**WHAT YOU SHOULD DO:** Omit the pictures and return every entry exactly as written.

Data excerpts
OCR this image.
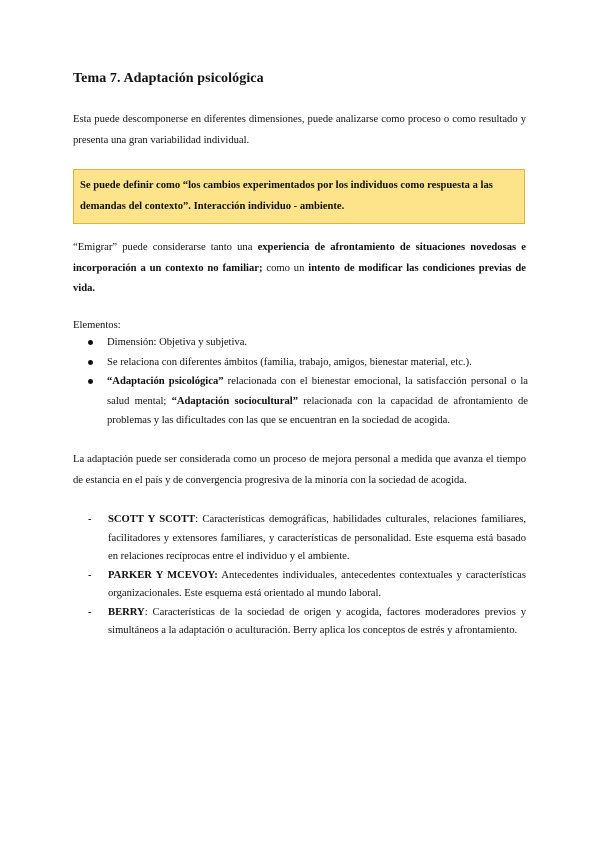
Tema 7. Adaptación psicológica

Esta puede descomponerse en diferentes dimensiones, puede analizarse como proceso o como resultado y presenta una gran variabilidad individual.

Se puede definir como “los cambios experimentados por los individuos como respuesta a las demandas del contexto”. Interacción individuo - ambiente.

“Emigrar” puede considerarse tanto una experiencia de afrontamiento de situaciones novedosas e incorporación a un contexto no familiar; como un intento de modificar las condiciones previas de vida.

Elementos:

Dimensión: Objetiva y subjetiva.
Se relaciona con diferentes ámbitos (familia, trabajo, amigos, bienestar material, etc.).
“Adaptación psicológica” relacionada con el bienestar emocional, la satisfacción personal o la salud mental; “Adaptación sociocultural” relacionada con la capacidad de afrontamiento de problemas y las dificultades con las que se encuentran en la sociedad de acogida.

La adaptación puede ser considerada como un proceso de mejora personal a medida que avanza el tiempo de estancia en el país y de convergencia progresiva de la minoría con la sociedad de acogida.

- SCOTT Y SCOTT: Características demográficas, habilidades culturales, relaciones familiares, facilitadores y extensores familiares, y características de personalidad. Este esquema está basado en relaciones recíprocas entre el individuo y el ambiente.
- PARKER Y MCEVOY: Antecedentes individuales, antecedentes contextuales y características organizacionales. Este esquema está orientado al mundo laboral.
- BERRY: Características de la sociedad de origen y acogida, factores moderadores previos y simultáneos a la adaptación o aculturación. Berry aplica los conceptos de estrés y afrontamiento.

**SOLUTION BELOW:**
OCR this image.
Tema 7. Adaptación psicológica

Esta puede descomponerse en diferentes dimensiones, puede analizarse como proceso o como resultado y presenta una gran variabilidad individual.

Se puede definir como “los cambios experimentados por los individuos como respuesta a las demandas del contexto”. Interacción individuo - ambiente.

“Emigrar” puede considerarse tanto una experiencia de afrontamiento de situaciones novedosas e incorporación a un contexto no familiar; como un intento de modificar las condiciones previas de vida.

Elementos:

Dimensión: Objetiva y subjetiva.
Se relaciona con diferentes ámbitos (familia, trabajo, amigos, bienestar material, etc.).
“Adaptación psicológica” relacionada con el bienestar emocional, la satisfacción personal o la salud mental; “Adaptación sociocultural” relacionada con la capacidad de afrontamiento de problemas y las dificultades con las que se encuentran en la sociedad de acogida.

La adaptación puede ser considerada como un proceso de mejora personal a medida que avanza el tiempo de estancia en el país y de convergencia progresiva de la minoría con la sociedad de acogida.

- SCOTT Y SCOTT: Características demográficas, habilidades culturales, relaciones familiares, facilitadores y extensores familiares, y características de personalidad. Este esquema está basado en relaciones recíprocas entre el individuo y el ambiente.
- PARKER Y MCEVOY: Antecedentes individuales, antecedentes contextuales y características organizacionales. Este esquema está orientado al mundo laboral.
- BERRY: Características de la sociedad de origen y acogida, factores moderadores previos y simultáneos a la adaptación o aculturación. Berry aplica los conceptos de estrés y afrontamiento.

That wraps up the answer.